* begin *
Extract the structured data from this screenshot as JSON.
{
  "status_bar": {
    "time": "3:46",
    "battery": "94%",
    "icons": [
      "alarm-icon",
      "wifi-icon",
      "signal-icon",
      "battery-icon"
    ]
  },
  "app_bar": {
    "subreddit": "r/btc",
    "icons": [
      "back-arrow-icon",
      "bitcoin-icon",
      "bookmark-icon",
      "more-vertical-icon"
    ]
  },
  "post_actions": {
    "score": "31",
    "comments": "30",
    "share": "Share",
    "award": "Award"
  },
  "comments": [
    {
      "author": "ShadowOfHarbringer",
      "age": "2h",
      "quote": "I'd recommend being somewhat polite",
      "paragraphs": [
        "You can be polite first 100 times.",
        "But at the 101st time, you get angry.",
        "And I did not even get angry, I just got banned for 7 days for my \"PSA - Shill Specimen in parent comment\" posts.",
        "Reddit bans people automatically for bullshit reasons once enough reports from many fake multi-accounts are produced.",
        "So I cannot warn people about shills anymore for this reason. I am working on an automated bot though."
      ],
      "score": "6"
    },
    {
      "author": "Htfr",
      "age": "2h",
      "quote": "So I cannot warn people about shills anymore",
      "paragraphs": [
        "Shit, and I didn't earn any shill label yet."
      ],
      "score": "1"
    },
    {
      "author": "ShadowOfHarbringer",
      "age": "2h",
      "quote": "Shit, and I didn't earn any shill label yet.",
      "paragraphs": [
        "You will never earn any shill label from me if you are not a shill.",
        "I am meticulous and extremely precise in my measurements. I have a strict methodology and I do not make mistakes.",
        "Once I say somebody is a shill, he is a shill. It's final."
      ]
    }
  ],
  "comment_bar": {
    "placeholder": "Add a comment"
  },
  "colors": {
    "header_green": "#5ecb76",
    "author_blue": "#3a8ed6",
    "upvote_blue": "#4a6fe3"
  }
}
* end *
→ **Task instructions**
Retype all of the material, keeping each line exact.

→ **Complete answer**
Extract the structured data from this screenshot as JSON.
{
  "status_bar": {
    "time": "3:46",
    "battery": "94%",
    "icons": [
      "alarm-icon",
      "wifi-icon",
      "signal-icon",
      "battery-icon"
    ]
  },
  "app_bar": {
    "subreddit": "r/btc",
    "icons": [
      "back-arrow-icon",
      "bitcoin-icon",
      "bookmark-icon",
      "more-vertical-icon"
    ]
  },
  "post_actions": {
    "score": "31",
    "comments": "30",
    "share": "Share",
    "award": "Award"
  },
  "comments": [
    {
      "author": "ShadowOfHarbringer",
      "age": "2h",
      "quote": "I'd recommend being somewhat polite",
      "paragraphs": [
        "You can be polite first 100 times.",
        "But at the 101st time, you get angry.",
        "And I did not even get angry, I just got banned for 7 days for my \"PSA - Shill Specimen in parent comment\" posts.",
        "Reddit bans people automatically for bullshit reasons once enough reports from many fake multi-accounts are produced.",
        "So I cannot warn people about shills anymore for this reason. I am working on an automated bot though."
      ],
      "score": "6"
    },
    {
      "author": "Htfr",
      "age": "2h",
      "quote": "So I cannot warn people about shills anymore",
      "paragraphs": [
        "Shit, and I didn't earn any shill label yet."
      ],
      "score": "1"
    },
    {
      "author": "ShadowOfHarbringer",
      "age": "2h",
      "quote": "Shit, and I didn't earn any shill label yet.",
      "paragraphs": [
        "You will never earn any shill label from me if you are not a shill.",
        "I am meticulous and extremely precise in my measurements. I have a strict methodology and I do not make mistakes.",
        "Once I say somebody is a shill, he is a shill. It's final."
      ]
    }
  ],
  "comment_bar": {
    "placeholder": "Add a comment"
  },
  "colors": {
    "header_green": "#5ecb76",
    "author_blue": "#3a8ed6",
    "upvote_blue": "#4a6fe3"
  }
}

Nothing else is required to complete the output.